• [FRAGMENTO SELECCIONADO]:
_____

El recuerdo permanente de aquellos versos y mi relación posterior con el universo de la tradición oral me permitió también entender mejor y contemplar con naturalidad el frecuente trasvase de canciones, romances o relatos desde el ingenio o la memoria hasta el papel impreso y viceversa.
Puede que alguno de los oficios que se encargó de mantener tradicionalmente esta industria –como el oficio de impresor- tuviese una mayor sensación de responsabilidad que otros al suponer que era depositario del mapa del tesoro y que la mera presión de los tipos sobre el papel ya daba al contenido una permanencia que lo fijaba y lo aseguraba contra el olvido. En cualquier caso, y del olvido sigo hablando, los últimos cincuenta años nos han proporcionado motivos más que sobrados para no creer en la permanencia de nada y para desconfiar de la indemnidad de todo aquello que parecía quedar atado y bien atado.

_____

• [ENTRADAS REGISTRADAS]:

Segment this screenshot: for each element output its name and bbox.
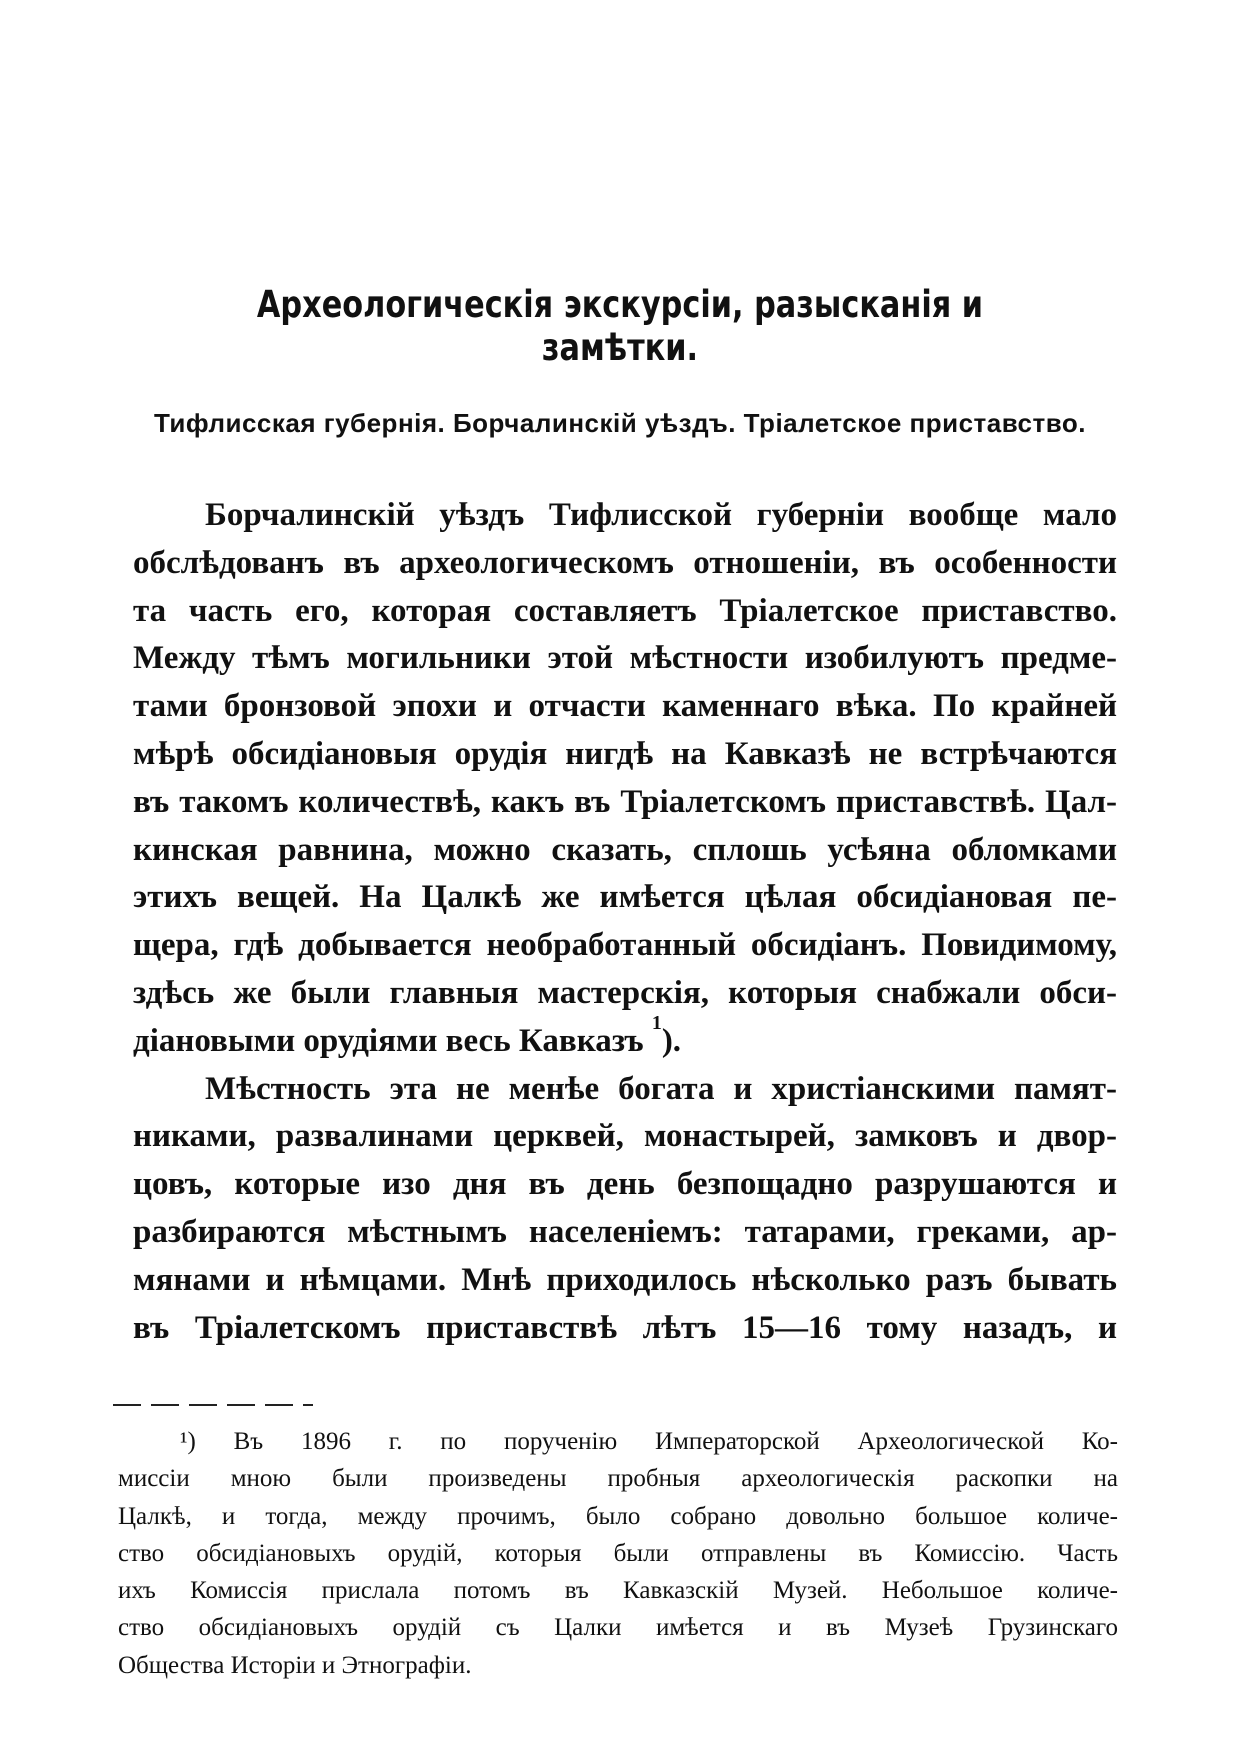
body-line: мянами и нѣмцами. Мнѣ приходилось нѣсколько разъ бывать xyxy=(133,1261,1117,1298)
footnote-line xyxy=(118,1423,1118,1460)
body-line: никами, развалинами церквей, монастырей, замковъ и двор- xyxy=(133,1118,1117,1155)
body-line: цовъ, которые изо дня въ день безпощадно разрушаются и xyxy=(133,1166,1117,1203)
body-line: кинская равнина, можно сказать, сплошь усѣяна обломками xyxy=(133,831,1117,868)
body-line: Мѣстность эта не менѣе богата и христіанскими памят- xyxy=(205,1070,1117,1107)
body-line: въ такомъ количествѣ, какъ въ Тріалетскомъ приставствѣ. Цал- xyxy=(133,783,1117,820)
footnote-marker: ¹) xyxy=(180,1428,196,1455)
body-line: разбираются мѣстнымъ населеніемъ: татарами, греками, ар- xyxy=(133,1213,1117,1250)
body-line: мѣрѣ обсидіановыя орудія нигдѣ на Кавказѣ не встрѣчаются xyxy=(133,735,1117,772)
footnote-line: ство обсидіановыхъ орудій, которыя были отправлены въ Комиссію. Часть xyxy=(118,1539,1118,1567)
body-line: та часть его, которая составляетъ Тріалетское приставство. xyxy=(133,592,1117,629)
body-line: Между тѣмъ могильники этой мѣстности изобилуютъ предме- xyxy=(133,640,1117,677)
body-text xyxy=(133,492,1117,1352)
page-subtitle: Тифлисская губернія. Борчалинскій уѣздъ. Тріалетское приставство. xyxy=(153,408,1086,438)
body-line: въ Тріалетскомъ приставствѣ лѣтъ 15—16 тому назадъ, и xyxy=(133,1309,1117,1346)
footnote-reference-close: ). xyxy=(661,1022,682,1059)
footnote xyxy=(118,1423,1118,1684)
page-title: Археологическія экскурсіи, разысканія и замѣтки. xyxy=(256,283,984,369)
body-line-text: діановыми орудіями весь Кавказъ xyxy=(133,1022,644,1059)
footnote-line: миссіи мною были произведены пробныя археологическія раскопки на xyxy=(118,1465,1118,1493)
body-line: здѣсь же были главныя мастерскія, которыя снабжали обси- xyxy=(133,974,1117,1011)
body-line: обслѣдованъ въ археологическомъ отношеніи, въ особенности xyxy=(133,544,1117,581)
footnote-reference: 1 xyxy=(651,1011,662,1034)
footnote-line: Общества Исторіи и Этнографіи. xyxy=(118,1651,472,1679)
body-line: щера, гдѣ добывается необработанный обсидіанъ. Повидимому, xyxy=(133,927,1117,964)
body-line-with-footnote-ref xyxy=(133,1011,1117,1066)
footnote-line: ство обсидіановыхъ орудій съ Цалки имѣется и въ Музеѣ Грузинскаго xyxy=(118,1614,1118,1642)
footnote-separator xyxy=(113,1404,313,1406)
body-line: Борчалинскій уѣздъ Тифлисской губерніи вообще мало xyxy=(205,497,1117,533)
footnote-line: ихъ Комиссія прислала потомъ въ Кавказскій Музей. Небольшое количе- xyxy=(118,1577,1118,1605)
body-line: тами бронзовой эпохи и отчасти каменнаго вѣка. По крайней xyxy=(133,688,1117,725)
body-line: этихъ вещей. На Цалкѣ же имѣется цѣлая обсидіановая пе- xyxy=(133,879,1117,916)
footnote-line: Цалкѣ, и тогда, между прочимъ, было собрано довольно большое количе- xyxy=(118,1502,1118,1530)
footnote-line-text: Въ 1896 г. по порученію Императорской Археологической Ко- xyxy=(233,1428,1118,1455)
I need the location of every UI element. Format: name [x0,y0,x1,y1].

_____

• [LISTA DE TAREAS]:
A – ¿Concuerdan con el fragmento seleccionado estas afirmaciones? Contesta sí o no a cada una y cita sin cambios las palabras del fragmento que lo deciden. (i) El fragmento asegura que el oficio de impresor tenía sin duda una mayor sensación de responsabilidad que otros. (ii) Según el fragmento, los últimos cincuenta años han dado motivos para no creer en la permanencia de nada. (iii) El trasvase de canciones, romances o relatos va solamente del papel impreso a la memoria.
B – Actualiza, por favor, la parte del fragmento seleccionado que comienza con las palabras que contienen "Puede que alguno" y termina con "y bien atado.", poniendo "cuarenta" en lugar de "cincuenta".

• [RESPUESTAS]:
A –
(i) No: "Puede que alguno de los oficios que se encargó de mantener tradicionalmente esta industria –como el oficio de impresor- tuviese una mayor sensación de responsabilidad que otros".
(ii) Sí: "los últimos cincuenta años nos han proporcionado motivos más que sobrados para no creer en la permanencia de nada".
(iii) No: "desde el ingenio o la memoria hasta el papel impreso y viceversa".

B –
Puede que alguno de los oficios que se encargó de mantener tradicionalmente esta industria –como el oficio de impresor- tuviese una mayor sensación de responsabilidad que otros al suponer que era depositario del mapa del tesoro y que la mera presión de los tipos sobre el papel ya daba al contenido una permanencia que lo fijaba y lo aseguraba contra el olvido. En cualquier caso, y del olvido sigo hablando, los últimos cuarenta años nos han proporcionado motivos más que sobrados para no creer en la permanencia de nada y para desconfiar de la indemnidad de todo aquello que parecía quedar atado y bien atado.